## Task description
Write out every line below that includes the word "author".

## Task material
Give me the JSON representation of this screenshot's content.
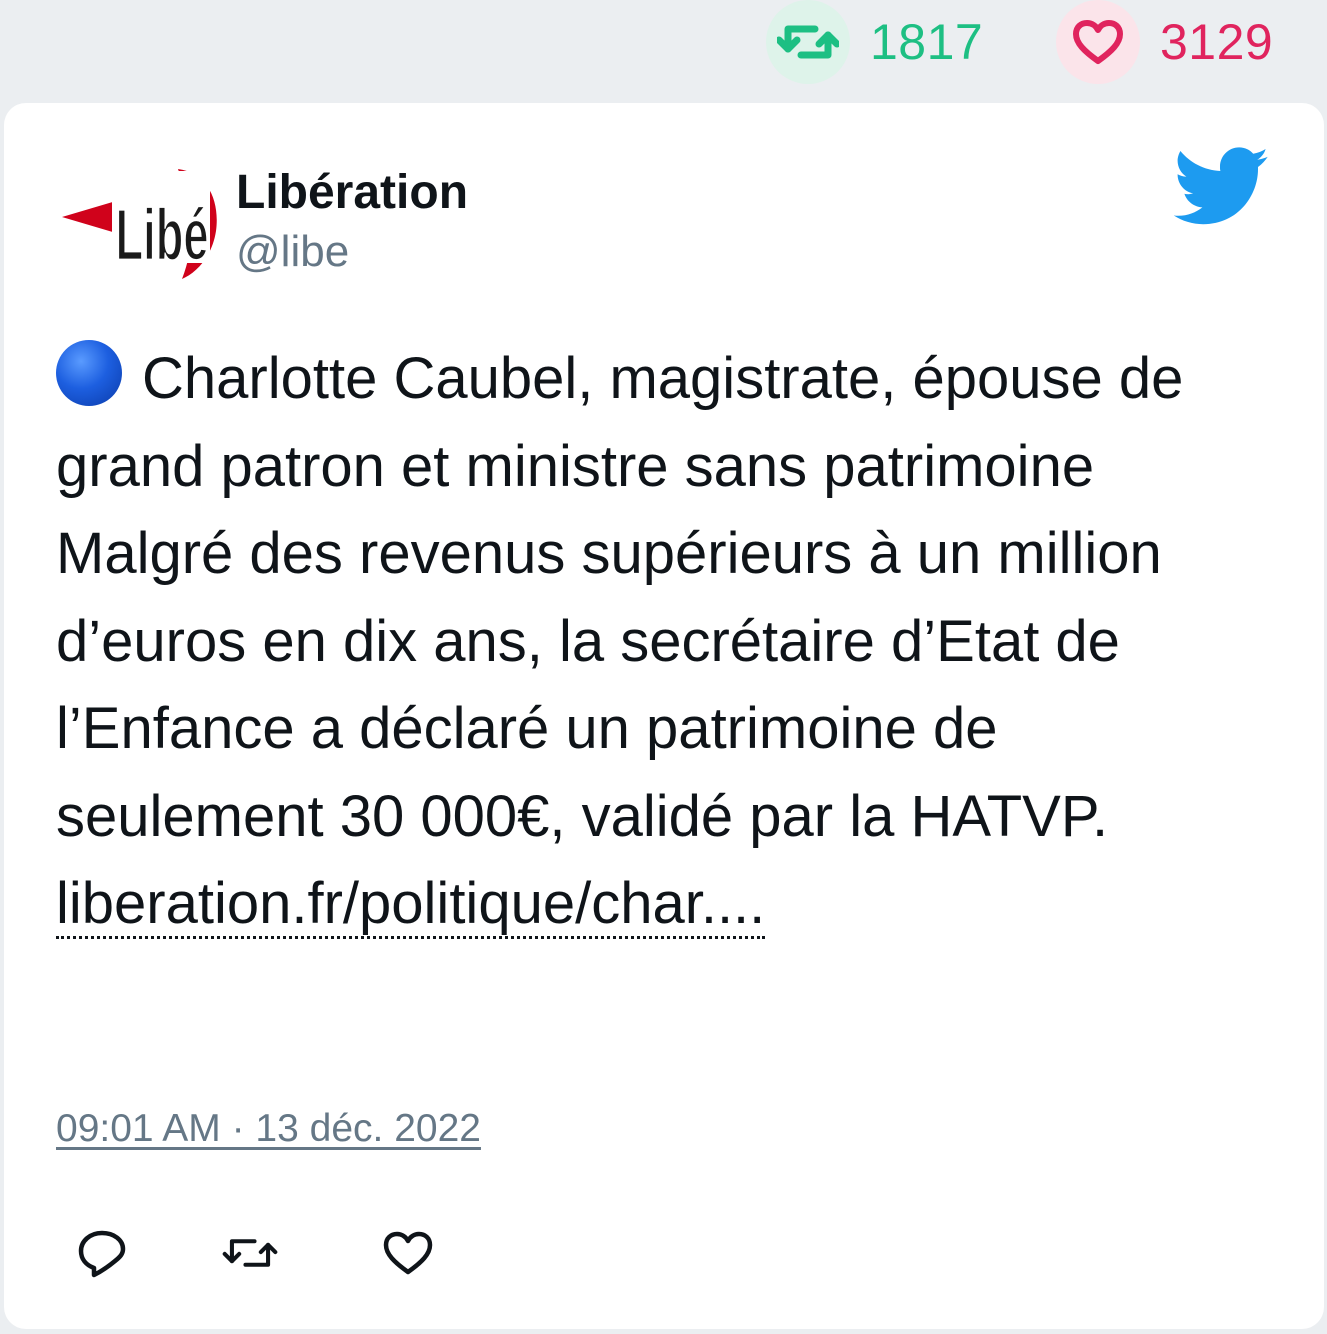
{
  "top_stats": {
    "retweets": "1817",
    "likes": "3129",
    "retweet_color": "#1dbf83",
    "like_color": "#e0245e"
  },
  "tweet": {
    "author": {
      "name": "Libération",
      "handle": "@libe",
      "avatar_logo_text": "Libé"
    },
    "text_emoji": "blue-circle",
    "text": "Charlotte Caubel, magistrate, épouse de grand patron et ministre sans patrimoine Malgré des revenus supérieurs à un million d’euros en dix ans, la secrétaire d’Etat de l’Enfance a déclaré un patrimoine de seulement 30 000€, validé par la HATVP.",
    "link_text": "liberation.fr/politique/char....",
    "timestamp": "09:01 AM · 13 déc. 2022"
  },
  "icons": {
    "brand": "twitter-bird-icon",
    "actions": [
      "reply-icon",
      "retweet-icon",
      "like-icon"
    ]
  },
  "colors": {
    "twitter_blue": "#1d9bf0",
    "muted_text": "#657786",
    "body_text": "#0f1419"
  }
}
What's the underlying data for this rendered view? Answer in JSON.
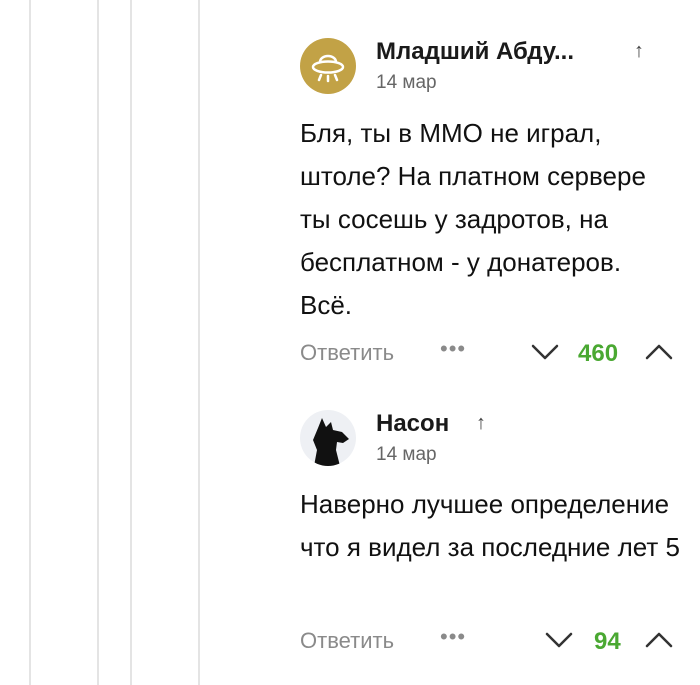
{
  "comments": [
    {
      "author": "Младший Абду...",
      "date": "14 мар",
      "text": "Бля, ты в ММО не играл, штоле? На платном сервере ты сосешь у задротов, на бесплатном - у донатеров. Всё.",
      "reply_label": "Ответить",
      "more_label": "•••",
      "rating": "460",
      "avatar_icon": "ufo-icon",
      "avatar_color": "#c2a246"
    },
    {
      "author": "Насон",
      "date": "14 мар",
      "text": "Наверно лучшее определение что я видел за последние лет 5",
      "reply_label": "Ответить",
      "more_label": "•••",
      "rating": "94",
      "avatar_icon": "wolf-silhouette-icon"
    }
  ],
  "parent_arrow": "↑",
  "colors": {
    "rating": "#4aa832",
    "muted": "#8a8a8a",
    "thread_line": "#e4e4e4"
  }
}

## Response to the task
    "author": {
      "author": "Младший Абду...",
      "author": "Насон",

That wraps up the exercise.